** START **

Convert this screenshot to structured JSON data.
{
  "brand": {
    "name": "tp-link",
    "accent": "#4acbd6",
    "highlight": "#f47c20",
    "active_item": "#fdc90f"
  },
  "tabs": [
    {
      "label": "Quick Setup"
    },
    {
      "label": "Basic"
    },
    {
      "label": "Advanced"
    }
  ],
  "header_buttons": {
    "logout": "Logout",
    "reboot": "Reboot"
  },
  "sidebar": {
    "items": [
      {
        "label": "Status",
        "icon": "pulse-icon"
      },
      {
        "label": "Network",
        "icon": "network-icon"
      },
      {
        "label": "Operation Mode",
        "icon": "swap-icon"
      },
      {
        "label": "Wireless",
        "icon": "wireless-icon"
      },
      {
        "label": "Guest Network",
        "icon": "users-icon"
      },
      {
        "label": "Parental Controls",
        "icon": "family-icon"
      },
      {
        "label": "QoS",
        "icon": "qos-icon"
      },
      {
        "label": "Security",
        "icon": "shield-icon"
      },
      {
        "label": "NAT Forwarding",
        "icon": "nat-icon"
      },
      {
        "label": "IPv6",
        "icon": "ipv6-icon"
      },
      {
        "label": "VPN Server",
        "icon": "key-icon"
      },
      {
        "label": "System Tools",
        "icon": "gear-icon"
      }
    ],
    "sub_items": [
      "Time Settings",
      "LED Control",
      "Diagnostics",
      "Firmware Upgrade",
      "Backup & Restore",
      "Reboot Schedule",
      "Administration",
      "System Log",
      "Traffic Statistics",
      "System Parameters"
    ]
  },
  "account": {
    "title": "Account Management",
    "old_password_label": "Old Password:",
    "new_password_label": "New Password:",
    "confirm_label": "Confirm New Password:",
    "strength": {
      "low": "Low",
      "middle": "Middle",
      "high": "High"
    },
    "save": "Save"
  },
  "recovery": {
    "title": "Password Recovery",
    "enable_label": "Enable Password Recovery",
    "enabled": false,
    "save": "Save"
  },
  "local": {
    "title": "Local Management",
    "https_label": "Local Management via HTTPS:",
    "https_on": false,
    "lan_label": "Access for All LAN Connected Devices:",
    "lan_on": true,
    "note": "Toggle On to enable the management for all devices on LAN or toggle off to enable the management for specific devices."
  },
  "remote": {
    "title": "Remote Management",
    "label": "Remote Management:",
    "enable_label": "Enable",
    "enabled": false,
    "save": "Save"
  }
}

** END **

• **DIRECTION**
Search the data above for the string "icon" and copy each line that has it.

• **EXERCISE RESPONSE**
        "icon": "pulse-icon"
        "icon": "network-icon"
        "icon": "swap-icon"
        "icon": "wireless-icon"
        "icon": "users-icon"
        "icon": "family-icon"
        "icon": "qos-icon"
        "icon": "shield-icon"
        "icon": "nat-icon"
        "icon": "ipv6-icon"
        "icon": "key-icon"
        "icon": "gear-icon"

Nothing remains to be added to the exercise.